[Items from a figure collection]
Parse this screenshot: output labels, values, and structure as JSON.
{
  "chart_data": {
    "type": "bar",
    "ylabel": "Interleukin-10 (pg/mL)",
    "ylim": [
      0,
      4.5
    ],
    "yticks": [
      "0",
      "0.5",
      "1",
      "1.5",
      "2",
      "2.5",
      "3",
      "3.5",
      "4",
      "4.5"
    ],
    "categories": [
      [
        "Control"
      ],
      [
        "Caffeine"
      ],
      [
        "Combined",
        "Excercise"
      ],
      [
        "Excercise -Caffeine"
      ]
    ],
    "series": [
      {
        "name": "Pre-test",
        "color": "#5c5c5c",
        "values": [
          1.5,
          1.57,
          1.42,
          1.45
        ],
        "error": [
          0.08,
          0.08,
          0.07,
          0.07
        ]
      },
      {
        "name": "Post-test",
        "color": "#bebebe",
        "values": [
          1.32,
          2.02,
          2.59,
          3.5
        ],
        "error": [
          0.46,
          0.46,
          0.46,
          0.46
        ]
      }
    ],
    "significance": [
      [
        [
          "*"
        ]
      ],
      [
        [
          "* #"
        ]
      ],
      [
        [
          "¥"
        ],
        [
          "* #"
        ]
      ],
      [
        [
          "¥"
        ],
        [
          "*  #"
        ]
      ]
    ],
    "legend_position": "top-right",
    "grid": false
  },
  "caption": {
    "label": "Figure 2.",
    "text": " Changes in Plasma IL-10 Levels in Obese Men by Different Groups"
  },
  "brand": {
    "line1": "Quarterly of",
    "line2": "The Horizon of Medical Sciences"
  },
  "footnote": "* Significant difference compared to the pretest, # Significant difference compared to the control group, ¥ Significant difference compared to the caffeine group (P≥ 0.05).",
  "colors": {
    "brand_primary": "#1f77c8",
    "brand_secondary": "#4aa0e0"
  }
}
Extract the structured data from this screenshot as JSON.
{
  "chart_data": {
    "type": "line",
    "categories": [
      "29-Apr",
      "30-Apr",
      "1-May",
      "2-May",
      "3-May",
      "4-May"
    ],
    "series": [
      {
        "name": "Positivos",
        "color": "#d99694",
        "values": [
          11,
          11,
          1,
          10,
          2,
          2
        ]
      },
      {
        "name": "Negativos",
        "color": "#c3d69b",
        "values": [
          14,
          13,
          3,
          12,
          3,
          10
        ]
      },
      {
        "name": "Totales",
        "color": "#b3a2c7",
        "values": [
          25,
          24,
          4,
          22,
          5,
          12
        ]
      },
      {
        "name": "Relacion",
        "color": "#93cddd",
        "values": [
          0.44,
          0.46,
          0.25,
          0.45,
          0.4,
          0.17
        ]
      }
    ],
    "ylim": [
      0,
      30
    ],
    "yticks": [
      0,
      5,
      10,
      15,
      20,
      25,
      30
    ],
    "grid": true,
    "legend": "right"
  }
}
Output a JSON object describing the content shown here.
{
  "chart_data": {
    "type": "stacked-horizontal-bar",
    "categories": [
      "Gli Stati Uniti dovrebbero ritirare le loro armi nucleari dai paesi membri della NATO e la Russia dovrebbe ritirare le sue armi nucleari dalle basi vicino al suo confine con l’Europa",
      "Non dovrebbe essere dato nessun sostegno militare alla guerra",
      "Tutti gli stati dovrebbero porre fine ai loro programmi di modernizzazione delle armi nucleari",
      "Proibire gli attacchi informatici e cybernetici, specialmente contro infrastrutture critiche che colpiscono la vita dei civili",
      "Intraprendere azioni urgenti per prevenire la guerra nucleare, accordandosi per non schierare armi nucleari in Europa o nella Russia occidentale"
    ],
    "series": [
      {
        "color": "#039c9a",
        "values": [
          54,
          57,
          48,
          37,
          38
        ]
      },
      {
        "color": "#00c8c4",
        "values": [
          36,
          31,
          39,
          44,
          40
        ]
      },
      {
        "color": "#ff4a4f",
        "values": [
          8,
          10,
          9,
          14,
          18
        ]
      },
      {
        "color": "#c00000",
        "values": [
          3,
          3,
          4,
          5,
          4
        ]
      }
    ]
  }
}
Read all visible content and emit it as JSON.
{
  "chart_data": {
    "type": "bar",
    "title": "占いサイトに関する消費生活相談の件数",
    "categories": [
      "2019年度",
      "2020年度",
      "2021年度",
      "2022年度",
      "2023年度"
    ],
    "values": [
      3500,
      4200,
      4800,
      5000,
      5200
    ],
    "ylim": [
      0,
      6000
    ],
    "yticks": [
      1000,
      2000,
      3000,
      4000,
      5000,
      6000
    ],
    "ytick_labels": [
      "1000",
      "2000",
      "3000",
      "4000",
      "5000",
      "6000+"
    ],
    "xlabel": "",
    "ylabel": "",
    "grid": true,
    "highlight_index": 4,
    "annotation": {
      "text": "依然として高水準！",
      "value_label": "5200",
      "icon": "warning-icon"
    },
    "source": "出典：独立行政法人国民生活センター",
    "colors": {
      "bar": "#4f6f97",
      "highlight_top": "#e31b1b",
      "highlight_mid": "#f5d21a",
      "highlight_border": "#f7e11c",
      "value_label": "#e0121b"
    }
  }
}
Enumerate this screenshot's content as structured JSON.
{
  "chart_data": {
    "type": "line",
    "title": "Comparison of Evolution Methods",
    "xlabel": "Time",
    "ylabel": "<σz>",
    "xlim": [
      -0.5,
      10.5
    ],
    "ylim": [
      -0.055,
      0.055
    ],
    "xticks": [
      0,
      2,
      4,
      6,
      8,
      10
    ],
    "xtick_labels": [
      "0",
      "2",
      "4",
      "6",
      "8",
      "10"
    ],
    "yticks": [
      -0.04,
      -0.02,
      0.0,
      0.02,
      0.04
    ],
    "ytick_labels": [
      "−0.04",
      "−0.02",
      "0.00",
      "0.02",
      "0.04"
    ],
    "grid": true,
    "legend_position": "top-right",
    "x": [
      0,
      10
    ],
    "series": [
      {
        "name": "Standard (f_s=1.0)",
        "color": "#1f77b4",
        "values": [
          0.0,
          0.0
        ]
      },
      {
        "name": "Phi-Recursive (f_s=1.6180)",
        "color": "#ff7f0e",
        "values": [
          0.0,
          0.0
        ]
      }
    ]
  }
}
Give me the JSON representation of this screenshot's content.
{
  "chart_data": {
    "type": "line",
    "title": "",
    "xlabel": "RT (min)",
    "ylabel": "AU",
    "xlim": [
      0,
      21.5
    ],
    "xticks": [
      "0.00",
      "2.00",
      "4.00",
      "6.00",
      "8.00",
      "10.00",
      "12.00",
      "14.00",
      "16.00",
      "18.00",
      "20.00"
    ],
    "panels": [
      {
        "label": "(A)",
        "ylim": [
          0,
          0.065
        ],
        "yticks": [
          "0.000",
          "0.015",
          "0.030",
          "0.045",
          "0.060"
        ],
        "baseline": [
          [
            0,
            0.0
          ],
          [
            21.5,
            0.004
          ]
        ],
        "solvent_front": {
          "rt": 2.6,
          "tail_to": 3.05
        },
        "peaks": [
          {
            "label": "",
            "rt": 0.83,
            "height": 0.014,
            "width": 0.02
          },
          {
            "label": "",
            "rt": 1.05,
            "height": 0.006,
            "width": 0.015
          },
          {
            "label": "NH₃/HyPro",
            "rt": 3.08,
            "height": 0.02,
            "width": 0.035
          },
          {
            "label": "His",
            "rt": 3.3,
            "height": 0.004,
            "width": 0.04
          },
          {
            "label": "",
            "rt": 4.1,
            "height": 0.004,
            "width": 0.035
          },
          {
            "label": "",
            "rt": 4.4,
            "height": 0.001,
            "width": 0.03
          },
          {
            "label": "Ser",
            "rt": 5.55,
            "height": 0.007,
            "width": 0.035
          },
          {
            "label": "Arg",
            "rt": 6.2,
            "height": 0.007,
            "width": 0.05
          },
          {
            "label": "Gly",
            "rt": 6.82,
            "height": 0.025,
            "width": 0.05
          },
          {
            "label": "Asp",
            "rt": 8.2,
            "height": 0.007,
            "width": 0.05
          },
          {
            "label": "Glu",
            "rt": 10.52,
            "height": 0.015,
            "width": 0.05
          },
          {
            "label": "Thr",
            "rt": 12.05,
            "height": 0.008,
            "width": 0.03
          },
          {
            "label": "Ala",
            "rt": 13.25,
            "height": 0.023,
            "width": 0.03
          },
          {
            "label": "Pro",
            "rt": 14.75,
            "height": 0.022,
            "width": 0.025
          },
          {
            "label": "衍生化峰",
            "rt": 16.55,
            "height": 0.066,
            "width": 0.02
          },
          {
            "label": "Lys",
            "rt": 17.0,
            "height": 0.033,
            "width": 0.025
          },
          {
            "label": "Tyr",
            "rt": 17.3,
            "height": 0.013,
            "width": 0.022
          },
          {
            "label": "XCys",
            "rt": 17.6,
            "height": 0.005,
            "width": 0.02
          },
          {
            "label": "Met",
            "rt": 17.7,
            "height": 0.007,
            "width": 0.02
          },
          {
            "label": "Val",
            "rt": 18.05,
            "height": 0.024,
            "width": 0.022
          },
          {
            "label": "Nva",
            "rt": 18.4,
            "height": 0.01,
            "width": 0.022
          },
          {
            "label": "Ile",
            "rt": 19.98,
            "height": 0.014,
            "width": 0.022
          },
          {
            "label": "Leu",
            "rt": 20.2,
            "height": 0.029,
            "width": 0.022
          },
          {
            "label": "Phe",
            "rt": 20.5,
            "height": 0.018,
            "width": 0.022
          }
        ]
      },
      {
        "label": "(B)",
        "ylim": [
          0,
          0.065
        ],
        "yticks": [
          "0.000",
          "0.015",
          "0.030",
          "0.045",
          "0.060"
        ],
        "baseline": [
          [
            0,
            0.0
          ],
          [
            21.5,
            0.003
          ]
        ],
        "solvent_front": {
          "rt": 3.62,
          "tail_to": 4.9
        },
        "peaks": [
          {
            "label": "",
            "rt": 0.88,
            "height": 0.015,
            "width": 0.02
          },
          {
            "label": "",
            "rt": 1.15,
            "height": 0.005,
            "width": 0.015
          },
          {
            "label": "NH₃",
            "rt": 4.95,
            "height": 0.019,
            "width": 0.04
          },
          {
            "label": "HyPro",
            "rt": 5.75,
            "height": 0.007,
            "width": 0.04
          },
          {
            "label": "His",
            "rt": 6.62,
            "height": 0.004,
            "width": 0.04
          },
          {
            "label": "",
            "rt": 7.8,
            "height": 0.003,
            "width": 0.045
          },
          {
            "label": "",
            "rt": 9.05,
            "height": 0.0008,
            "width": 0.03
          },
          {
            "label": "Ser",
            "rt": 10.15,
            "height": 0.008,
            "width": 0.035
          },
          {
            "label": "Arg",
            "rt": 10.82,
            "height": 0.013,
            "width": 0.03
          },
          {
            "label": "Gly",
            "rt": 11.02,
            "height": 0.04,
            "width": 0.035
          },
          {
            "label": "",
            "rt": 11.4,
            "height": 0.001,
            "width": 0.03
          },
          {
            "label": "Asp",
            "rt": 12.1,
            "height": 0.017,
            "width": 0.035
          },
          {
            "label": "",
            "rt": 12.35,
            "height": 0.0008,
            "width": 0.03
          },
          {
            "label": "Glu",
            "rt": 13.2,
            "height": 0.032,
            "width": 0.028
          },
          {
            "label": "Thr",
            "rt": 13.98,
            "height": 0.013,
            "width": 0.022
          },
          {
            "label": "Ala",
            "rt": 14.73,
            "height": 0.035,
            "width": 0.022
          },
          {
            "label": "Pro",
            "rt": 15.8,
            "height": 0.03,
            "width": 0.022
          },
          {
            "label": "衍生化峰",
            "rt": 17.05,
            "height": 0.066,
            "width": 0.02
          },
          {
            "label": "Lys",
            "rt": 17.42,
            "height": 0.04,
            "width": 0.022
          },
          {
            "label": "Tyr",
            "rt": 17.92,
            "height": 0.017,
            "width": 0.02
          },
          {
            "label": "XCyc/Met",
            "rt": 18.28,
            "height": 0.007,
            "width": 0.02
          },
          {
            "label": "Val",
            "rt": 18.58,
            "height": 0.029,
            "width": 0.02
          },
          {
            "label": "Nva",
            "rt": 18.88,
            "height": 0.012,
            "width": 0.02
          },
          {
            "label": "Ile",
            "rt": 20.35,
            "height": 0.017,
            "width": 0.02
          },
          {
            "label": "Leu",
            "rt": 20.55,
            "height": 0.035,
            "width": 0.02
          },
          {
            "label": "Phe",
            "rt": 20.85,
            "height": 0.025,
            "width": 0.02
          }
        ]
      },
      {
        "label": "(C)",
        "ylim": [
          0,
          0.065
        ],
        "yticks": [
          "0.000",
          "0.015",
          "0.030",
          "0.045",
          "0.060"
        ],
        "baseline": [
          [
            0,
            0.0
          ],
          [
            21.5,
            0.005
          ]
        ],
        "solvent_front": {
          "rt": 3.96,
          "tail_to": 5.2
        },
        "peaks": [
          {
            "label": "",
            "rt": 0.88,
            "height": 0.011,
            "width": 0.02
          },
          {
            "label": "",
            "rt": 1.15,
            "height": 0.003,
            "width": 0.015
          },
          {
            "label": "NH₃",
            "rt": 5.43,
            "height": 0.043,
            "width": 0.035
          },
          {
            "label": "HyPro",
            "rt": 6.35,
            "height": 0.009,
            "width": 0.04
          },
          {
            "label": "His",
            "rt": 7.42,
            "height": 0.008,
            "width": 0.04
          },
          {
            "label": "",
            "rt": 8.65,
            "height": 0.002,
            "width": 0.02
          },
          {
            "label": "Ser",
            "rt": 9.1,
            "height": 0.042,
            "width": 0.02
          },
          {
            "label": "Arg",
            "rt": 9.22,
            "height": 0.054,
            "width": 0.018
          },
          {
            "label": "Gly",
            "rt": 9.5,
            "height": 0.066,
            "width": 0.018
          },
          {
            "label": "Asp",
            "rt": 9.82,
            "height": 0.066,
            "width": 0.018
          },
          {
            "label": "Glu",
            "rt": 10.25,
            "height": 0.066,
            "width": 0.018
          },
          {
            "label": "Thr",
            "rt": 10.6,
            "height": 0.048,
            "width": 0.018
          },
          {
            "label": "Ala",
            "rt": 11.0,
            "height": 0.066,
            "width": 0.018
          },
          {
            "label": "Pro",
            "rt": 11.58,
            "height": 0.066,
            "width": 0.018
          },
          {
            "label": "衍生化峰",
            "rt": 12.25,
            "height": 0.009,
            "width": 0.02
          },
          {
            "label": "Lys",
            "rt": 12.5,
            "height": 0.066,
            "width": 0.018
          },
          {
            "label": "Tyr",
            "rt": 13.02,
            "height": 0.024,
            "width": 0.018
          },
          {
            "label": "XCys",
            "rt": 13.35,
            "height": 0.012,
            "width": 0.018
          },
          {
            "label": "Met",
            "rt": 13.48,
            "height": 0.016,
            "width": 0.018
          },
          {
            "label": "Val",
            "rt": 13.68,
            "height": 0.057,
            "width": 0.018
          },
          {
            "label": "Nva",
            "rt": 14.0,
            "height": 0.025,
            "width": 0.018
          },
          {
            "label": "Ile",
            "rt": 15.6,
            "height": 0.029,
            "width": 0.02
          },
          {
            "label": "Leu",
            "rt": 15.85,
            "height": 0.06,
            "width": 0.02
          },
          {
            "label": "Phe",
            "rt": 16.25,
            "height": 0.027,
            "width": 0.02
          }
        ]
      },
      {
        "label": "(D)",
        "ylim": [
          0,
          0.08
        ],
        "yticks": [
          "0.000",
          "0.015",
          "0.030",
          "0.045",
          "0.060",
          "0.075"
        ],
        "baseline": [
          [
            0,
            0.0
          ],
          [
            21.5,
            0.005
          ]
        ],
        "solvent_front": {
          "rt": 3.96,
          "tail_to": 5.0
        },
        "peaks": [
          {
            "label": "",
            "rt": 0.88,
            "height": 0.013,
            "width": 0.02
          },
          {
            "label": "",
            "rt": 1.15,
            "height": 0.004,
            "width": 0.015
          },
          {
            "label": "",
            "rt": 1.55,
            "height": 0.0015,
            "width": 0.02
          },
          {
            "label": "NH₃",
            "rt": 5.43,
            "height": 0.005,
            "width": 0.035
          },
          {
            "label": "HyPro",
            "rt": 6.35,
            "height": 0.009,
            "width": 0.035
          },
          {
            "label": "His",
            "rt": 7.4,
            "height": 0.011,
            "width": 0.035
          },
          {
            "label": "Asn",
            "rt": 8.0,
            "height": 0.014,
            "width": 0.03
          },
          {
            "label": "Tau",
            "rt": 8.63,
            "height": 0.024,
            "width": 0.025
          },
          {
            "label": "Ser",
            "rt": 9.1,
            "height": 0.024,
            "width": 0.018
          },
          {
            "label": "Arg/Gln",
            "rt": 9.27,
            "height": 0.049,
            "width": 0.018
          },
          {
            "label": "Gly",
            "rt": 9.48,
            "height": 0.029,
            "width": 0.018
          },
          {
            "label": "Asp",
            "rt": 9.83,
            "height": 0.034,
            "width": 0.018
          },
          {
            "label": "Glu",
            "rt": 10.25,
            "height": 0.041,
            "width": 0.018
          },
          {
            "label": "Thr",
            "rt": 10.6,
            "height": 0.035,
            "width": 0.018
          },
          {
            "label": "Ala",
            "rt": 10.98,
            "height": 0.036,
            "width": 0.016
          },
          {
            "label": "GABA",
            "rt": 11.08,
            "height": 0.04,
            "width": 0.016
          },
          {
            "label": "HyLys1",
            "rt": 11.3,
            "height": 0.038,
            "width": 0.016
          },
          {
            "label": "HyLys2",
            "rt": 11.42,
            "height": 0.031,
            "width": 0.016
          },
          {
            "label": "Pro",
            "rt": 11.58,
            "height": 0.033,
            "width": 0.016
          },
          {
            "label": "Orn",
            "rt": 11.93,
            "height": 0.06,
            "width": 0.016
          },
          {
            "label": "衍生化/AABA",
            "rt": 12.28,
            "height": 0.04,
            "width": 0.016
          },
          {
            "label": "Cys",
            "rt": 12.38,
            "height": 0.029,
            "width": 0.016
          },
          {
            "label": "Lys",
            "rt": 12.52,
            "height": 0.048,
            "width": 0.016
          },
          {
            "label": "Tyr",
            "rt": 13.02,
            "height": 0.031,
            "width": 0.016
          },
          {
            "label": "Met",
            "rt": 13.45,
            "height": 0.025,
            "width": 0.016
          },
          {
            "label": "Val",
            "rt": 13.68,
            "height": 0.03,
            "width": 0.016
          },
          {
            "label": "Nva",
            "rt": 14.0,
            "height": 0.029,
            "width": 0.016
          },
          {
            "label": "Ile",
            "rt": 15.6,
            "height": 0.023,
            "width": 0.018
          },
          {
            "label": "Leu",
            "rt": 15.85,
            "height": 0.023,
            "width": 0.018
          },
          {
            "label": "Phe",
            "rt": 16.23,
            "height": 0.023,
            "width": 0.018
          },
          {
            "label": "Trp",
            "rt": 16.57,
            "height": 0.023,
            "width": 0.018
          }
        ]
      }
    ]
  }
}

WHAT THE TASK REQUIRES: Return each line where "screenshot" shows up.

TASK RESULT:
Parse this screenshot: output labels, values, and structure as JSON.
Extract the structured data from this screenshot as JSON.
Enumerate this screenshot's content as structured JSON.
Give me the JSON representation of this screenshot's content.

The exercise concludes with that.